TASK STATEMENT:
Show all lines holding the string "JSON".

— START —

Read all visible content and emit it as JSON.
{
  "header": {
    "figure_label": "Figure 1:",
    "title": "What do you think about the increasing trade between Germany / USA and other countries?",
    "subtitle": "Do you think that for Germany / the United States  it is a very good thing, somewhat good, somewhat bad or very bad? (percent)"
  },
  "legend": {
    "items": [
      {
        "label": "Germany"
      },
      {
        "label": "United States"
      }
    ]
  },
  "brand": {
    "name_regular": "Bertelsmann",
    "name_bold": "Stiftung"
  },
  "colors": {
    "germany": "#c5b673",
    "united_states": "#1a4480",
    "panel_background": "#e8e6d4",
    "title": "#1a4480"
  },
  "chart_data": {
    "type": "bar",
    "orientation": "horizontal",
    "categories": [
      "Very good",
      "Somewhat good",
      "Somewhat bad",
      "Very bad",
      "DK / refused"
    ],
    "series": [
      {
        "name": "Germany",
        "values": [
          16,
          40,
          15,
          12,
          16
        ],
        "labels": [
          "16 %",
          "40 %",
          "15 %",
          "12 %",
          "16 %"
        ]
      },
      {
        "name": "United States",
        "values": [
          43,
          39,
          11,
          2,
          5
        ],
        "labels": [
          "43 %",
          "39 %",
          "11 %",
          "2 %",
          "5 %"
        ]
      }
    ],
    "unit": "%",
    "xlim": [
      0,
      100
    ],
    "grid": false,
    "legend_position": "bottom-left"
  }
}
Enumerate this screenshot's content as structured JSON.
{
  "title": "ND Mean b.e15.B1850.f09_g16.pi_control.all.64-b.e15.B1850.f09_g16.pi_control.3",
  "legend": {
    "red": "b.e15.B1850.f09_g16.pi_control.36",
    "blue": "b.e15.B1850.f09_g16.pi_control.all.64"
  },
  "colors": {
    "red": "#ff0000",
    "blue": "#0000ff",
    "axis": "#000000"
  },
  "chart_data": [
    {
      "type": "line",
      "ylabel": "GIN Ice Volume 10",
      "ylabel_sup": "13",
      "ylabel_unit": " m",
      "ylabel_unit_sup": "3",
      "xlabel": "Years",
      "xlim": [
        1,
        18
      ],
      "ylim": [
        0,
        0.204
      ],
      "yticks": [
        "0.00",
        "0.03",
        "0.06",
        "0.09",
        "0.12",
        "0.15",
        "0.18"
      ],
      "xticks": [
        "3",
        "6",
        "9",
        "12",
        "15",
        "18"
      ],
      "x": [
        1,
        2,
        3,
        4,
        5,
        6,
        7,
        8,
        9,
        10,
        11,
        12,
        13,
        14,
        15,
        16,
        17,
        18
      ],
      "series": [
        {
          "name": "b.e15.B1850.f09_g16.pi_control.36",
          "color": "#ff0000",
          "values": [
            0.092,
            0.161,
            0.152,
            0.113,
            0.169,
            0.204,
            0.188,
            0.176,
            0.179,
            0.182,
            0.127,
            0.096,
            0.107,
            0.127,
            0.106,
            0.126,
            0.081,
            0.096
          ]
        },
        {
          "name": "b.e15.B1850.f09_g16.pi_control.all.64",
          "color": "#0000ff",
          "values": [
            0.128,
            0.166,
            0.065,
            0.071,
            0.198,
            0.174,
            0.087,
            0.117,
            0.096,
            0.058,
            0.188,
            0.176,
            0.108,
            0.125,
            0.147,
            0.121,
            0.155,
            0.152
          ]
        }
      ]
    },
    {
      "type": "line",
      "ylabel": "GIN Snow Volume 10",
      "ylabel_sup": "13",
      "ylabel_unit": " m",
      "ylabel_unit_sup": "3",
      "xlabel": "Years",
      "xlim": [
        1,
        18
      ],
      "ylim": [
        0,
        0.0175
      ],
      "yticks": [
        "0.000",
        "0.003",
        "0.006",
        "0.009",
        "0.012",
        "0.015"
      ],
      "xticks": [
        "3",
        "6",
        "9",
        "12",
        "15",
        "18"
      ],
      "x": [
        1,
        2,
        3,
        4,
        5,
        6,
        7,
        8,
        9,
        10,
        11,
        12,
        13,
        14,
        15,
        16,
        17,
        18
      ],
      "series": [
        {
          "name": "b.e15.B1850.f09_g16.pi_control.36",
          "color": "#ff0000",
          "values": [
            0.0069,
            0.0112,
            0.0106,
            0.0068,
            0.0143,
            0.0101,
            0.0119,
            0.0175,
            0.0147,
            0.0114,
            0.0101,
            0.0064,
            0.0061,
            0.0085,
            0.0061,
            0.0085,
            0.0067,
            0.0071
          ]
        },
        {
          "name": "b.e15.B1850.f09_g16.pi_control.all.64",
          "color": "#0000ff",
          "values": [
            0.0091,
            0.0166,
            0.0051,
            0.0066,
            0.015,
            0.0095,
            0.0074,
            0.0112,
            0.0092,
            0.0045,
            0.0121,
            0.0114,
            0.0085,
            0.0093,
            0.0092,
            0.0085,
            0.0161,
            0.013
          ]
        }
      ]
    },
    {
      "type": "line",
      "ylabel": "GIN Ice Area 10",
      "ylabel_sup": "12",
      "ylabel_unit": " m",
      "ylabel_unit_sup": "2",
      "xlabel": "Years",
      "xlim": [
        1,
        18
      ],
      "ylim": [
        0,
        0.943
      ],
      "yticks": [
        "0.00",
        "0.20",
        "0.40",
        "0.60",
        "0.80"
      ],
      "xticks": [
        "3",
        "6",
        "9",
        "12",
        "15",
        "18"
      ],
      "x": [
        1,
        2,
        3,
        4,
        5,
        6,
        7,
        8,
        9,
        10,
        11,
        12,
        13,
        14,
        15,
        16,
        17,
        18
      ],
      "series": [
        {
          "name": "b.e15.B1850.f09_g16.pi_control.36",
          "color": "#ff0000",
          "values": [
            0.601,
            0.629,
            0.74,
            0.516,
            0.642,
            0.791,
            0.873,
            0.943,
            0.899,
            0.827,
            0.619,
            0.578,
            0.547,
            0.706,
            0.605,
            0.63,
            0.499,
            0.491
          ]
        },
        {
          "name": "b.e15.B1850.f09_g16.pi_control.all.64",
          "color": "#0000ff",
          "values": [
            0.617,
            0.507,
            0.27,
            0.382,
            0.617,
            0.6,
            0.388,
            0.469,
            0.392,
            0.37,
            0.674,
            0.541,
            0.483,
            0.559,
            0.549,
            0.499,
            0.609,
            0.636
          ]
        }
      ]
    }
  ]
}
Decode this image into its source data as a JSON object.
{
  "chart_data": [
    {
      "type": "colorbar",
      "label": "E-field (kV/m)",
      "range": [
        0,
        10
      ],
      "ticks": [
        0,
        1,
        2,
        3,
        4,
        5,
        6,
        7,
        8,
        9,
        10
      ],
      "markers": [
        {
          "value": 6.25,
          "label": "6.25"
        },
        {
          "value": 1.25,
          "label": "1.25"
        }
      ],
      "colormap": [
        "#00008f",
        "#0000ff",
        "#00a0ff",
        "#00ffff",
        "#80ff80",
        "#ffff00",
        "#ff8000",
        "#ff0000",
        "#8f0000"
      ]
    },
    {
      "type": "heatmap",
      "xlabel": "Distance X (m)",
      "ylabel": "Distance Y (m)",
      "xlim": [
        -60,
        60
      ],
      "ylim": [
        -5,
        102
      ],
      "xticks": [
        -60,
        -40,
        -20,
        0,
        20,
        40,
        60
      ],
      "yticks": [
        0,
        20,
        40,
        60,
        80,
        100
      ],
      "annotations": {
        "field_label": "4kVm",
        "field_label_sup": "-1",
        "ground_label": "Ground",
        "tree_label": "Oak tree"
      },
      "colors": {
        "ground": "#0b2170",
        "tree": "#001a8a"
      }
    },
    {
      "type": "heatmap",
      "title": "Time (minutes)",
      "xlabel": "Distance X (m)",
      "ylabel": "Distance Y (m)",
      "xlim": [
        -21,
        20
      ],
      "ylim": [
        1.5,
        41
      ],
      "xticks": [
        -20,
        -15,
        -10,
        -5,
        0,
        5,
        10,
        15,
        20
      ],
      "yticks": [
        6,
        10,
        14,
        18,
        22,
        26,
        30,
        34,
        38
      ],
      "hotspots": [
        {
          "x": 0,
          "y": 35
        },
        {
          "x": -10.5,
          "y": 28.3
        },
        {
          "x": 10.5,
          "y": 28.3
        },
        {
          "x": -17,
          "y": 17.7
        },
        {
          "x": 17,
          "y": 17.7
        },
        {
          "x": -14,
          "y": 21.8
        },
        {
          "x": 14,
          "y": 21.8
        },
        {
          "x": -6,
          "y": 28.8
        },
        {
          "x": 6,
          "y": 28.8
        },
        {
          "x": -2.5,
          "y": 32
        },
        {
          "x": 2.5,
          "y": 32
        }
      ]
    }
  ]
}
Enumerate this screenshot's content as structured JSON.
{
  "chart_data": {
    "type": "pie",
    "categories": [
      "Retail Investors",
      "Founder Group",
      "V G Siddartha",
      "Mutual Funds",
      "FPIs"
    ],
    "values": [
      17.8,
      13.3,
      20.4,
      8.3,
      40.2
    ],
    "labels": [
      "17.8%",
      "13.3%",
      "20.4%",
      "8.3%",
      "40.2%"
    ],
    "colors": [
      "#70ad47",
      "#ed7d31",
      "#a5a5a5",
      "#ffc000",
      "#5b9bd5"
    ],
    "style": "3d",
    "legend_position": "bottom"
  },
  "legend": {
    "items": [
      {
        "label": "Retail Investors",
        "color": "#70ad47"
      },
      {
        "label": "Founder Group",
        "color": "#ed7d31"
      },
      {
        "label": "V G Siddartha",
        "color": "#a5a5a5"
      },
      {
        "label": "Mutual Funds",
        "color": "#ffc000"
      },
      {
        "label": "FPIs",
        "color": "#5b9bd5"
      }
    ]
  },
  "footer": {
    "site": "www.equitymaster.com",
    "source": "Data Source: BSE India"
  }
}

— END —

REPLY TO THE EXERCISE:
Read all visible content and emit it as JSON.
Enumerate this screenshot's content as structured JSON.
Decode this image into its source data as a JSON object.
Enumerate this screenshot's content as structured JSON.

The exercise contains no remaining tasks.